== Supplied data ==

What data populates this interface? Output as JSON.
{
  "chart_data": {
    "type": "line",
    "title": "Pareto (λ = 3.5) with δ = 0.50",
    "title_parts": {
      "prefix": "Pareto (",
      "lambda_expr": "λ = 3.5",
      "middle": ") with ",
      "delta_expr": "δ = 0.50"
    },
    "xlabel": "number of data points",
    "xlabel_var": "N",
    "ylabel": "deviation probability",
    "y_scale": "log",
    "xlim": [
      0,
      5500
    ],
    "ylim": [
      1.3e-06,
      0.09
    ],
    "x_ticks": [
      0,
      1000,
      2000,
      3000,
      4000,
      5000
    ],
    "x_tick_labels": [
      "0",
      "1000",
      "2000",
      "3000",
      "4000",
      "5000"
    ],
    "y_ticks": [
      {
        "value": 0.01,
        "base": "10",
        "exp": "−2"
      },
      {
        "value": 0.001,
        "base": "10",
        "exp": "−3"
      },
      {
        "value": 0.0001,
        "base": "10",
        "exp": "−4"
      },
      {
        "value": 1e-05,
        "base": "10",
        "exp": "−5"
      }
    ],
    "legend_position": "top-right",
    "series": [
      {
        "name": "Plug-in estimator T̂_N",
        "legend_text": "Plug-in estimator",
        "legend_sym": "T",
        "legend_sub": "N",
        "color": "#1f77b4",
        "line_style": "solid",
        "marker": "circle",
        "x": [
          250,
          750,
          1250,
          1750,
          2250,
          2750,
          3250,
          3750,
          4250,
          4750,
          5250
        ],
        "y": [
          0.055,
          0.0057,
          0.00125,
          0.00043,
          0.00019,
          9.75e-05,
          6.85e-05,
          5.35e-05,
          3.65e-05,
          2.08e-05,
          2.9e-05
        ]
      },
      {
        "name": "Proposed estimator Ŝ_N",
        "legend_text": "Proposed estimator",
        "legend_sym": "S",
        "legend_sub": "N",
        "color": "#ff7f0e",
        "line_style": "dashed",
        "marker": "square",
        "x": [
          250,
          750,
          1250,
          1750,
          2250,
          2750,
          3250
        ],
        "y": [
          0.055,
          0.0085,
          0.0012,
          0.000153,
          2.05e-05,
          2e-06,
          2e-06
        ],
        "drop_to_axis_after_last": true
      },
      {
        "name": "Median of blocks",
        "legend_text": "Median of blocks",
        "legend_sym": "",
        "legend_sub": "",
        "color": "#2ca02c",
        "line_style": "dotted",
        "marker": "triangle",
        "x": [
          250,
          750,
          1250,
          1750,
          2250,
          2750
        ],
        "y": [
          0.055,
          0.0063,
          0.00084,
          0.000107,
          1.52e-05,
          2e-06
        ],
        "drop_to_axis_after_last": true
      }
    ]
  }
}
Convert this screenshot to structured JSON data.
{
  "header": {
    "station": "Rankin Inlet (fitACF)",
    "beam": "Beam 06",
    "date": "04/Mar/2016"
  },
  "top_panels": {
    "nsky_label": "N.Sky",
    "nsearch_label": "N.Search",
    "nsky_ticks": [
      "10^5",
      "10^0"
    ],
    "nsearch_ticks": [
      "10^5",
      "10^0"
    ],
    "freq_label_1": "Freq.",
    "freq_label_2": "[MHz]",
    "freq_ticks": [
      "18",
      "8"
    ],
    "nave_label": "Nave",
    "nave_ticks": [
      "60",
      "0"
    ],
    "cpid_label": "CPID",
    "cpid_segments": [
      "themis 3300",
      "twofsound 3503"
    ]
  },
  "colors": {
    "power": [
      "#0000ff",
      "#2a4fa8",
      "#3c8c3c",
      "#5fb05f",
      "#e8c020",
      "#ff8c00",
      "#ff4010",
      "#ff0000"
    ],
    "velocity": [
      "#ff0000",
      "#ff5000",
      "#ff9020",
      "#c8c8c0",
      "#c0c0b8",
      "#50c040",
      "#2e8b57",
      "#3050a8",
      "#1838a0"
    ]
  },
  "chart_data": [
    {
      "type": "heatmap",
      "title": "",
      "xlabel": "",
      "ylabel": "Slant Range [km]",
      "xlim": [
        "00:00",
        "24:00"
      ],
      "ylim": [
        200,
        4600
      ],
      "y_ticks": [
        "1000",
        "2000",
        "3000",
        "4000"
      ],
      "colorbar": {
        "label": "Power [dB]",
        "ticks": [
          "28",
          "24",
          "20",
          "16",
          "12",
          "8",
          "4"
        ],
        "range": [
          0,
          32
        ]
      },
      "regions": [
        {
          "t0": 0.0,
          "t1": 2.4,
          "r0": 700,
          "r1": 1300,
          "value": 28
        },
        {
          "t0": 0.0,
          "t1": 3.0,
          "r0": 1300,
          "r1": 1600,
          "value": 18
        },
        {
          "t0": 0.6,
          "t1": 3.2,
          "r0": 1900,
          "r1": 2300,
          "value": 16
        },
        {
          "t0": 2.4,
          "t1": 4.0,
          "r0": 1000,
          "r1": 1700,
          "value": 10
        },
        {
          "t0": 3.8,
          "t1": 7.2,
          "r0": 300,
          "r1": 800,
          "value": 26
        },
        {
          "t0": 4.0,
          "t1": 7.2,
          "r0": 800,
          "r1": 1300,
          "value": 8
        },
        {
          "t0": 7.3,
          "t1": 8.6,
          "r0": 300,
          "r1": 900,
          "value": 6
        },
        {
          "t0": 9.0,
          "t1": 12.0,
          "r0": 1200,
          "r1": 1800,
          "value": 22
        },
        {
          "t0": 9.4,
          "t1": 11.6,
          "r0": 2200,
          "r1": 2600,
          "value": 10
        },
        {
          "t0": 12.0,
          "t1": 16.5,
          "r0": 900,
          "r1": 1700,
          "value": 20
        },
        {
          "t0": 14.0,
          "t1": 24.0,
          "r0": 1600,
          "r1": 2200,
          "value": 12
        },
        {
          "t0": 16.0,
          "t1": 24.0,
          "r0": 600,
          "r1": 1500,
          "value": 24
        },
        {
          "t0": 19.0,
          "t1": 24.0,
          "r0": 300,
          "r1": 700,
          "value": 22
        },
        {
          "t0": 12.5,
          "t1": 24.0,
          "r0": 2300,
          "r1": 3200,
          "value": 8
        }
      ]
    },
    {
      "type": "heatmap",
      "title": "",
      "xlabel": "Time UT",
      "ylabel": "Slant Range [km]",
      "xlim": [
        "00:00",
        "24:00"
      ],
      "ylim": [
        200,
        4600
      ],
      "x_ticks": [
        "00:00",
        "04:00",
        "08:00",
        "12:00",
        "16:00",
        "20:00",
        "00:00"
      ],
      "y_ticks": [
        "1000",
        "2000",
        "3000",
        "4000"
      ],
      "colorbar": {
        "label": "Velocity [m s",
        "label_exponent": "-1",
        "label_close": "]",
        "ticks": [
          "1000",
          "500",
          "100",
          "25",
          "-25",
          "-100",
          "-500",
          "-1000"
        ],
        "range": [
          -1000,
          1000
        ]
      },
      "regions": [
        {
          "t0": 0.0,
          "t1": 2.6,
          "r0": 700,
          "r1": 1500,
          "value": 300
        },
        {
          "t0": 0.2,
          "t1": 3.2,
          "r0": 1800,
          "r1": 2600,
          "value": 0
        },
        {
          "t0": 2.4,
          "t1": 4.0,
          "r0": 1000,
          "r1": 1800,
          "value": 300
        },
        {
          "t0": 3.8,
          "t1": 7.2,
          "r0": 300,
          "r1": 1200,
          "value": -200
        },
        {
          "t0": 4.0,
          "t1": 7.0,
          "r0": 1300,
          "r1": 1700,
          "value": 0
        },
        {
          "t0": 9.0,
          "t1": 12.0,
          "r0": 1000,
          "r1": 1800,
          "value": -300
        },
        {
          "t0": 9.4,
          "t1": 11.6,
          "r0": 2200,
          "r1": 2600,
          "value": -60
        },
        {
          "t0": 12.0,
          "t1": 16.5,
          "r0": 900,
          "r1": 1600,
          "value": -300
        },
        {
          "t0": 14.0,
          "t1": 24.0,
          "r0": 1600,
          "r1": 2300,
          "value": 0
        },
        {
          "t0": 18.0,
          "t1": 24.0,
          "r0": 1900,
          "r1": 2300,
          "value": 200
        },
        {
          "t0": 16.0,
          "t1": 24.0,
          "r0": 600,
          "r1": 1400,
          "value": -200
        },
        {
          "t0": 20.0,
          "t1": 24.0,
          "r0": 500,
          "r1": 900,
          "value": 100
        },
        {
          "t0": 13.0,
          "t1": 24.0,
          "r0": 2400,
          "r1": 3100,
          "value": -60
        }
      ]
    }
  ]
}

===

Pull out every line of the records above that contains the word "Median".

Full output
        "name": "Median of blocks",
        "legend_text": "Median of blocks",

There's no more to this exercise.